start Document segment

Main fundraiser photo

Joy for Frankie

Frankie Hargrove  exited the prison system at the age of 70 to a world that is very different in ways both big and small from the one he left at 36. The people seem less friendly and more suspicious—particularly toward a Black man. D.C. itself has “shifted”—not only favorite places are gone, but entire neighborhoods. And then there is new technology: No more flip phones and CD players. They’ve been replaced by programmable TVs and “smart” phones that make him feel dumb.

But the biggest challenge has been the re-entry process itself.  Frankie exited the halfway house to, basically, nothing: no relatives to take him in, no home, no job, no support network ready to guide him through a world that could and would be very unkind to a Black man who had spent almost half his life in prison and with a sex-offender label that might as well be tattooed on his forehead. 

Simply put, everything is hard. But there are times when he experiences the flashes of happiness that should come from freedom.  That is when he is playing his guitar and singing. And guess what? He is GOOD. He's been offered an opportunity to perform for pay at one of D.C.'s well-known blues clubs: Madams Organ. But he needs his own back-up equipment to do that. Here's what he needs:

Boss VE8 acoustic singer pedal: $309
Fender 100 acoustic electric guitar amplifier: $400
Fender amplifier foot switch: $44 
Boss SY-100 guitar synthesizer: $1,033
Bluebird SL microphone: $300
GoPro kit (to shoot video & create a portfolio): $360

It's not much. We can do this. And who knows? Maybe in addition to bringing Frankie some joy and a bit of self-earned cash, we can one day say "we knew him when."

end Document segment
start Recorded data

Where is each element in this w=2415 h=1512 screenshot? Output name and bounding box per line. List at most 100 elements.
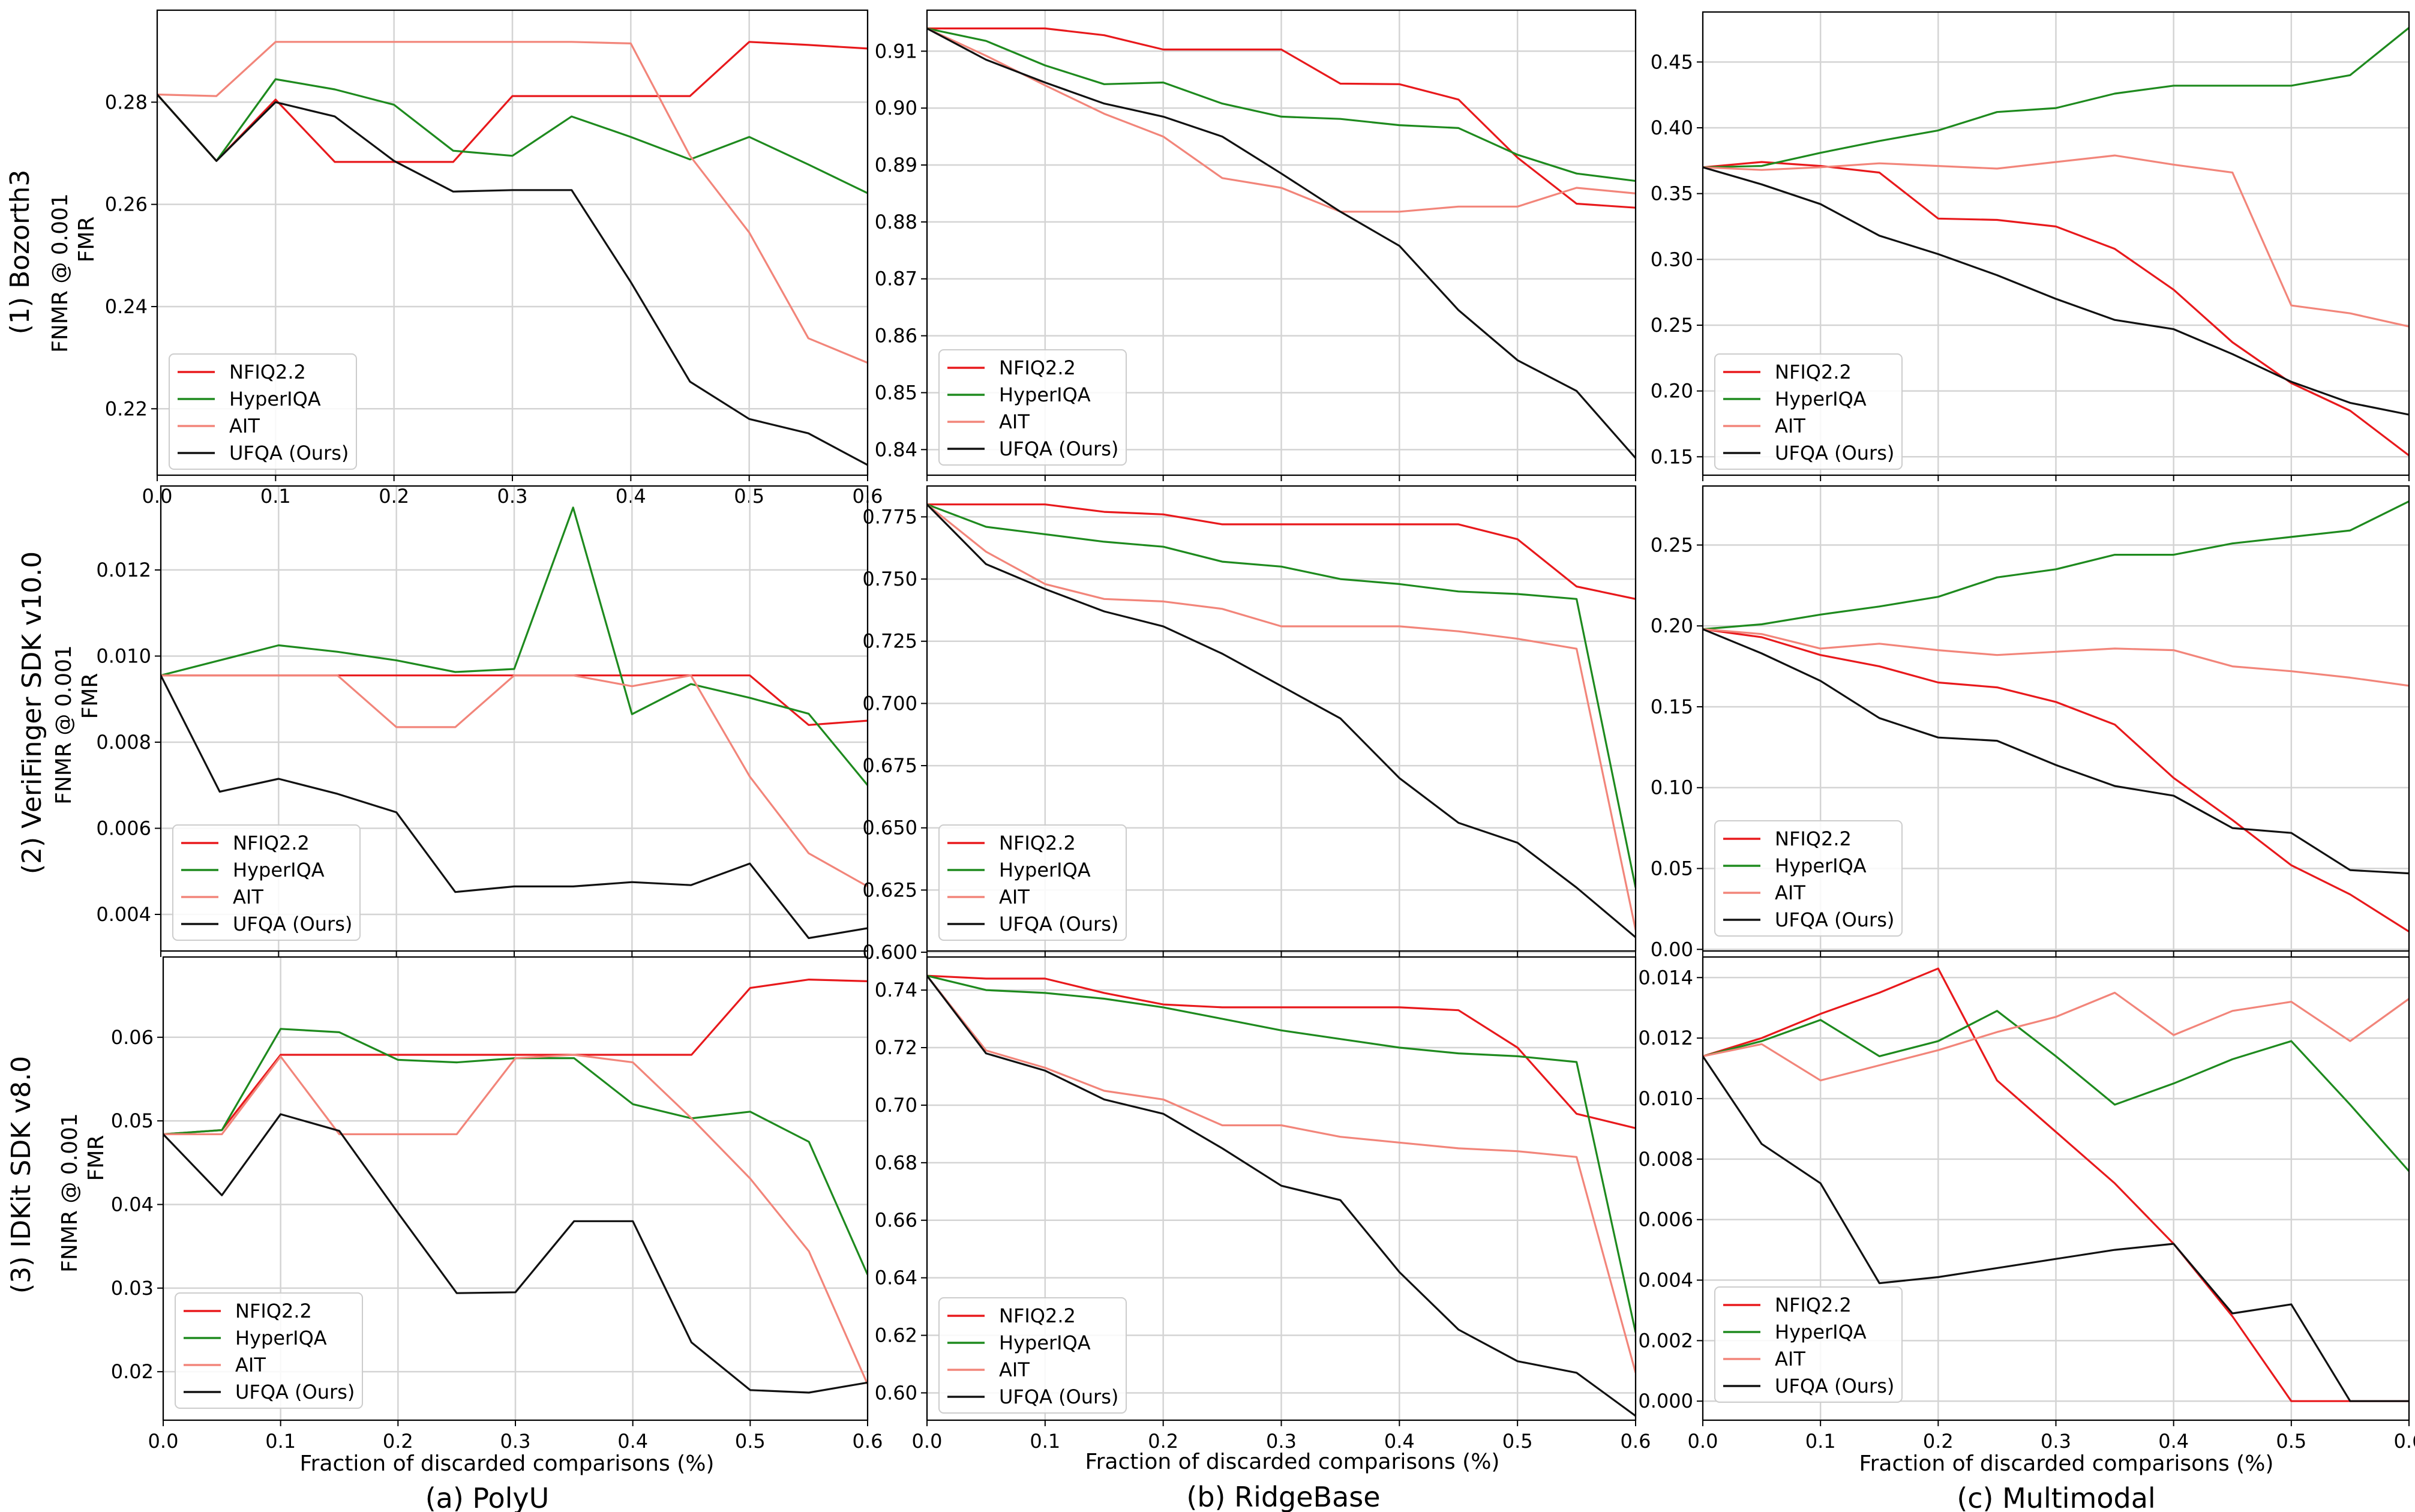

end Recorded data

What this exercise asks:
[1] Revise the fundraiser text from "Frankie Hargrove  exited" to "on his forehead.", swapping "halfway house" for "transitional facility".
[2] Name each piece of equipment the fundraiser text says Frankie needs.
[3] Pick up the fundraiser text about Frankie Hargrove after its final sentence and keep writing.

Outputs in order:
[1]
Frankie Hargrove  exited the prison system at the age of 70 to a world that is very different in ways both big and small from the one he left at 36. The people seem less friendly and more suspicious—particularly toward a Black man. D.C. itself has “shifted”—not only favorite places are gone, but entire neighborhoods. And then there is new technology: No more flip phones and CD players. They’ve been replaced by programmable TVs and “smart” phones that make him feel dumb.

But the biggest challenge has been the re-entry process itself.  Frankie exited the transitional facility to, basically, nothing: no relatives to take him in, no home, no job, no support network ready to guide him through a world that could and would be very unkind to a Black man who had spent almost half his life in prison and with a sex-offender label that might as well be tattooed on his forehead.

[2]
- Boss VE8 acoustic singer pedal
- Fender 100 acoustic electric guitar amplifier
- Fender amplifier foot switch
- Boss SY-100 guitar synthesizer
- Bluebird SL microphone
- GoPro kit

[3]
The backstory

Frankie’s father gave him his first guitar when he was 5 years old—"a plastic thing with the Lone Ranger riding all over it”—as a distraction to keep him away from the older man’s more professional instrument. But it was two years later, when Frankie heard Elvis play at a concert and the legend shook his hand, that his real love of guitars bloomed. When he ran away from home for the first time at the age of 10, he received a pasteboard guitar to lure him home. From that time on, Frankie began to learn how to sound out music. He never did learn how to read music but can hear it in his head.

Over the course of his 35 years behind bars, most of the institutions in which he was confined had musical instruments—including guitars—prisoners could check out. But the quality declined when the institutions replaced the strings with poor plastic imitations (a collective punishment when some prisoners used guitar strings as “needles” to make tattoos or, in one case, to kill someone).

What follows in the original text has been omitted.